(Data records)

--

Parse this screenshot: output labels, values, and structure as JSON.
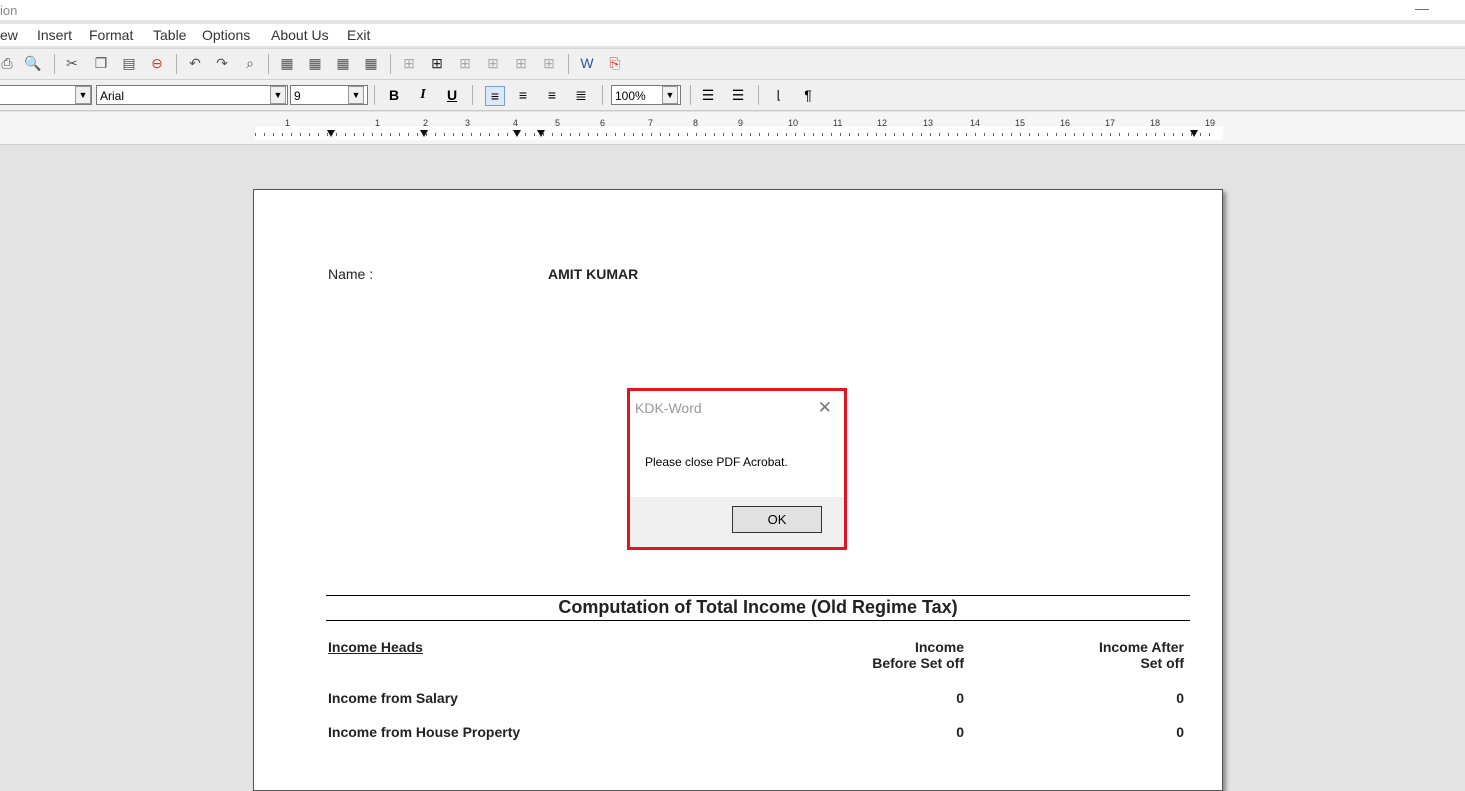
{
  "window": {
    "title": "ion",
    "minimize_glyph": "—"
  },
  "menu": [
    "ew",
    "Insert",
    "Format",
    "Table",
    "Options",
    "About Us",
    "Exit"
  ],
  "toolbar": {
    "font_style_value": "",
    "font_name_value": "Arial",
    "font_size_value": "9",
    "zoom_value": "100%",
    "bold_label": "B",
    "italic_label": "I",
    "underline_label": "U",
    "pilcrow_label": "¶"
  },
  "ruler": {
    "numbers": [
      "1",
      "1",
      "2",
      "3",
      "4",
      "5",
      "6",
      "7",
      "8",
      "9",
      "10",
      "11",
      "12",
      "13",
      "14",
      "15",
      "16",
      "17",
      "18",
      "19"
    ]
  },
  "document": {
    "name_label": "Name :",
    "name_value": "AMIT KUMAR",
    "heading": "Computation of Total Income (Old Regime Tax)",
    "col_head_1": "Income Heads",
    "col_head_2_line1": "Income",
    "col_head_2_line2": "Before Set off",
    "col_head_3_line1": "Income After",
    "col_head_3_line2": "Set off",
    "rows": [
      {
        "label": "Income from Salary",
        "before": "0",
        "after": "0"
      },
      {
        "label": "Income from House Property",
        "before": "0",
        "after": "0"
      }
    ]
  },
  "dialog": {
    "title": "KDK-Word",
    "message": "Please close PDF Acrobat.",
    "ok_label": "OK",
    "highlight_color": "#e3141e"
  }
}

--

Job
Spot every line that holds "from" and copy it.

Problem solution
        "label": "Income from Salary",
        "label": "Income from House Property",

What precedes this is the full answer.